Copy out every line in which the string "both" occurs.

(Data records)
┏━━

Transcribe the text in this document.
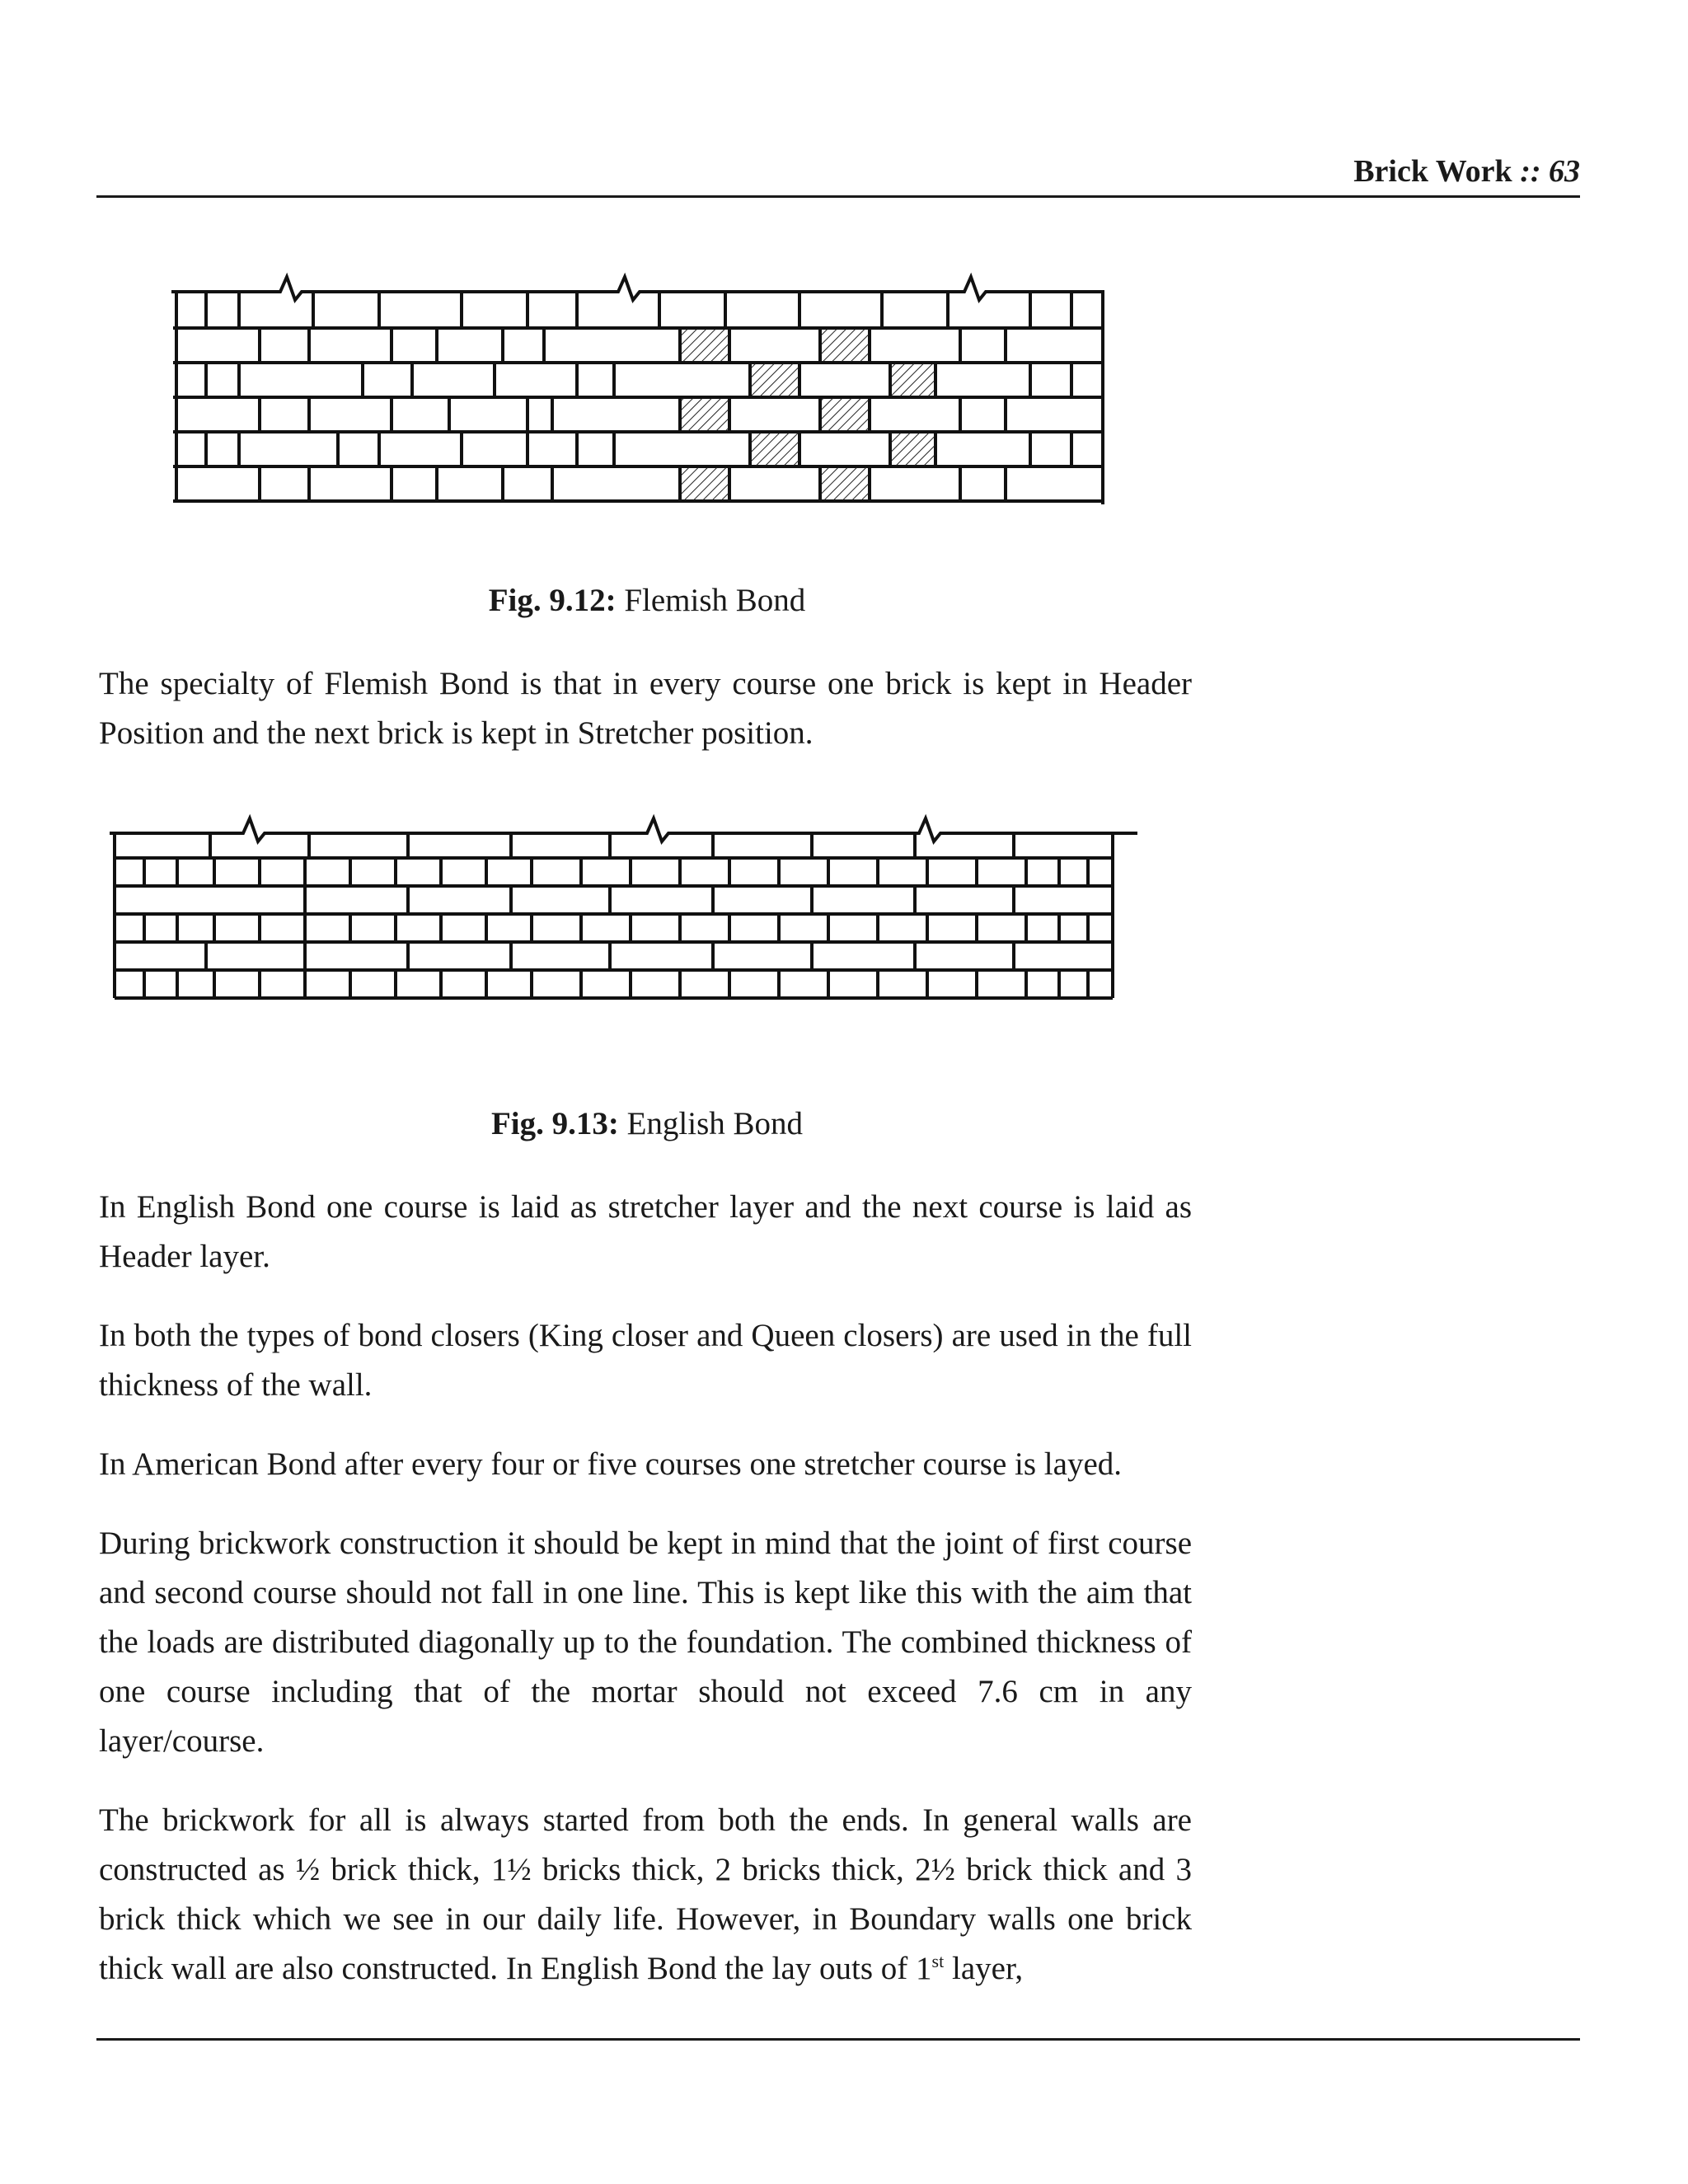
Brick Work :: 63
Fig. 9.12: Flemish Bond

The specialty of Flemish Bond is that in every course one brick is kept in Header Position and the next brick is kept in Stretcher position.

Fig. 9.13: English Bond

In English Bond one course is laid as stretcher layer and the next course is laid as Header layer.

In both the types of bond closers (King closer and Queen closers) are used in the full thickness of the wall.

In American Bond after every four or five courses one stretcher course is layed.

During brickwork construction it should be kept in mind that the joint of first course and second course should not fall in one line. This is kept like this with the aim that the loads are distributed diagonally up to the foundation. The combined thickness of one course including that of the mortar should not exceed 7.6 cm in any layer/course.

The brickwork for all is always started from both the ends. In general walls are constructed as ½ brick thick, 1½ bricks thick, 2 bricks thick, 2½ brick thick and 3 brick thick which we see in our daily life. However, in Boundary walls one brick thick wall are also constructed. In English Bond the lay outs of 1st layer,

┗━━

• _FINAL ANSWER_:
In both the types of bond closers (King closer and Queen closers) are used in the full thickness of the wall.
The brickwork for all is always started from both the ends. In general walls are constructed as ½ brick thick, 1½ bricks thick, 2 bricks thick, 2½ brick thick and 3 brick thick which we see in our daily life. However, in Boundary walls one brick thick wall are also constructed. In English Bond the lay outs of 1st layer,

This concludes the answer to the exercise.